Exercise | Could you swap "interactable" for "clickable" in the entries that begin at the line with "- lasso-tool[interactable]: ◠: [0, 65, 14, 78]" and stop after the line with "- slider-thumb[interactable]: [573, 176, 578, 184]", leaving everything else unchanged and returning only those lines?

Input material |

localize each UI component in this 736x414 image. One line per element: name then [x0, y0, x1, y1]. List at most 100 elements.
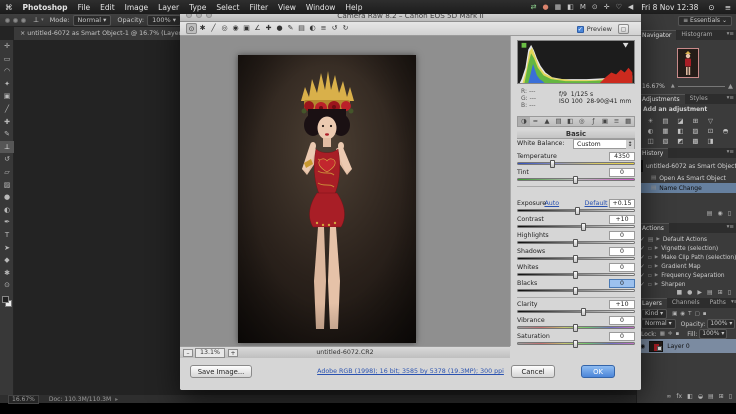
- lasso-tool[interactable]: ◠: [0, 65, 14, 78]
- slider-track[interactable]: [517, 257, 635, 260]
- black-white-icon[interactable]: ◧: [675, 127, 686, 135]
- memory-monitor-icon[interactable]: M: [577, 3, 589, 11]
- action-expand-icon[interactable]: ▶: [655, 246, 658, 251]
- current-tool-icon[interactable]: ⊥: [33, 16, 39, 24]
- slider-value-field[interactable]: 0: [609, 316, 635, 325]
- channel-mixer-icon[interactable]: ⊡: [705, 127, 716, 135]
- slider-thumb[interactable]: [573, 176, 578, 184]
- action-dialog-toggle[interactable]: ▫: [648, 264, 652, 270]
- zoom-field[interactable]: 16.67%: [8, 395, 39, 404]
- layer-name[interactable]: Layer 0: [667, 343, 689, 350]
- new-layer-icon[interactable]: ⊞: [719, 393, 724, 400]
- layer-row[interactable]: ◉ Layer 0: [637, 339, 736, 353]
- spotlight-search-icon[interactable]: ⊙: [703, 3, 719, 12]
- dodge-tool[interactable]: ◐: [0, 204, 14, 217]
- color-lookup-icon[interactable]: ◓: [720, 127, 731, 135]
- spot-removal-tool-icon[interactable]: ✚: [263, 23, 274, 34]
- action-dialog-toggle[interactable]: ▫: [648, 282, 652, 288]
- panel-menu-icon[interactable]: ▾≡: [731, 298, 736, 308]
- crop-tool[interactable]: ▣: [0, 90, 14, 103]
- history-item[interactable]: ▤Name Change: [637, 183, 736, 193]
- zoom-in-icon[interactable]: ▲: [728, 82, 733, 90]
- tab-detail-icon[interactable]: ▲: [541, 117, 553, 126]
- color-sampler-tool-icon[interactable]: ◎: [219, 23, 230, 34]
- slider-value-field[interactable]: 0: [609, 332, 635, 341]
- new-document-from-state-icon[interactable]: ▤: [707, 210, 713, 217]
- healing-brush-tool[interactable]: ✚: [0, 116, 14, 129]
- rotate-right-icon[interactable]: ↻: [340, 23, 351, 34]
- pen-tool[interactable]: ✒: [0, 216, 14, 229]
- shape-tool[interactable]: ◆: [0, 254, 14, 267]
- menu-item-layer[interactable]: Layer: [153, 3, 184, 12]
- action-expand-icon[interactable]: ▶: [655, 273, 658, 278]
- action-dialog-toggle[interactable]: ▫: [648, 246, 652, 252]
- cancel-button[interactable]: Cancel: [511, 365, 555, 378]
- foreground-color-swatch[interactable]: [2, 296, 9, 303]
- tab-tone-curve-icon[interactable]: ≈: [530, 117, 542, 126]
- zoom-out-icon[interactable]: ▲: [671, 83, 675, 89]
- window-zoom-button[interactable]: [21, 18, 26, 23]
- preferences-icon[interactable]: ≡: [318, 23, 329, 34]
- navigator-zoom-value[interactable]: 16.67%: [642, 83, 665, 90]
- slider-thumb[interactable]: [550, 160, 555, 168]
- layers-opacity-dropdown[interactable]: 100% ▾: [707, 319, 735, 329]
- menu-clock[interactable]: Fri 8 Nov 12:38: [636, 3, 703, 12]
- radial-filter-icon[interactable]: ◐: [307, 23, 318, 34]
- type-tool[interactable]: T: [0, 229, 14, 242]
- slider-value-field[interactable]: +10: [609, 215, 635, 224]
- stop-icon[interactable]: ■: [676, 289, 682, 296]
- menu-item-view[interactable]: View: [273, 3, 301, 12]
- apple-logo[interactable]: ⌘: [0, 3, 18, 12]
- delete-icon[interactable]: ▯: [728, 289, 731, 296]
- color-swatches[interactable]: [0, 294, 13, 310]
- tool-preset-chevron-icon[interactable]: ▾: [41, 17, 44, 23]
- tab-close-icon[interactable]: ×: [20, 30, 25, 37]
- filter-type-icon[interactable]: T: [688, 311, 691, 317]
- filter-adjustment-icon[interactable]: ◉: [680, 311, 685, 317]
- rotate-left-icon[interactable]: ↺: [329, 23, 340, 34]
- brightness-contrast-icon[interactable]: ☀: [645, 117, 656, 125]
- gradient-tool[interactable]: ▨: [0, 179, 14, 192]
- window-minimize-button[interactable]: [13, 18, 18, 23]
- filter-pixel-icon[interactable]: ▣: [672, 311, 677, 317]
- menu-item-file[interactable]: File: [73, 3, 96, 12]
- slider-track[interactable]: [517, 273, 635, 276]
- tab-presets-icon[interactable]: ≡: [611, 117, 623, 126]
- slider-thumb[interactable]: [575, 207, 580, 215]
- history-item[interactable]: untitled-6072 as Smart Object-1: [637, 159, 736, 173]
- slider-thumb[interactable]: [581, 223, 586, 231]
- vibrance-icon[interactable]: ▽: [705, 117, 716, 125]
- workspace-switcher[interactable]: ≡ Essentials ⌄: [678, 16, 732, 26]
- panel-menu-icon[interactable]: ▾≡: [727, 94, 736, 104]
- volume-icon[interactable]: ◀: [625, 3, 636, 11]
- dropbox-icon[interactable]: ◧: [564, 3, 577, 11]
- slider-value-field[interactable]: 0: [609, 247, 635, 256]
- menu-item-image[interactable]: Image: [120, 3, 154, 12]
- threshold-icon[interactable]: ◩: [675, 137, 686, 145]
- targeted-adjustment-tool-icon[interactable]: ◉: [230, 23, 241, 34]
- slider-thumb[interactable]: [573, 340, 578, 348]
- action-dialog-toggle[interactable]: ▤: [648, 237, 653, 243]
- window-manager-icon[interactable]: ▦: [552, 3, 565, 11]
- red-eye-tool-icon[interactable]: ●: [274, 23, 285, 34]
- action-item[interactable]: ✓▫▶Gradient Map: [637, 262, 736, 271]
- slider-thumb[interactable]: [573, 287, 578, 295]
- slider-track[interactable]: [517, 326, 635, 329]
- panel-menu-icon[interactable]: ▾≡: [727, 148, 736, 158]
- history-brush-tool[interactable]: ↺: [0, 153, 14, 166]
- eyedropper-tool[interactable]: ╱: [0, 103, 14, 116]
- slider-track[interactable]: [517, 241, 635, 244]
- action-dialog-toggle[interactable]: ▫: [648, 255, 652, 261]
- slider-value-field[interactable]: +0.15: [609, 199, 635, 208]
- delete-layer-icon[interactable]: ▯: [729, 393, 732, 400]
- tab-split-toning-icon[interactable]: ◧: [564, 117, 576, 126]
- slider-value-field[interactable]: 0: [609, 231, 635, 240]
- tab-history[interactable]: History: [637, 148, 668, 158]
- tab-layers[interactable]: Layers: [637, 298, 667, 308]
- delete-icon[interactable]: ▯: [728, 210, 731, 217]
- blend-mode-dropdown[interactable]: Normal ▾: [641, 319, 676, 329]
- slider-thumb[interactable]: [581, 308, 586, 316]
- brush-tool[interactable]: ✎: [0, 128, 14, 141]
- menu-item-filter[interactable]: Filter: [244, 3, 273, 12]
- filter-smart-icon[interactable]: ▪: [703, 311, 707, 317]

Answer to the problem |
- lasso-tool[clickable]: ◠: [0, 65, 14, 78]
- slider-track[clickable]: [517, 257, 635, 260]
- black-white-icon[clickable]: ◧: [675, 127, 686, 135]
- memory-monitor-icon[clickable]: M: [577, 3, 589, 11]
- action-expand-icon[clickable]: ▶: [655, 246, 658, 251]
- current-tool-icon[clickable]: ⊥: [33, 16, 39, 24]
- slider-value-field[clickable]: 0: [609, 316, 635, 325]
- channel-mixer-icon[clickable]: ⊡: [705, 127, 716, 135]
- slider-thumb[clickable]: [573, 176, 578, 184]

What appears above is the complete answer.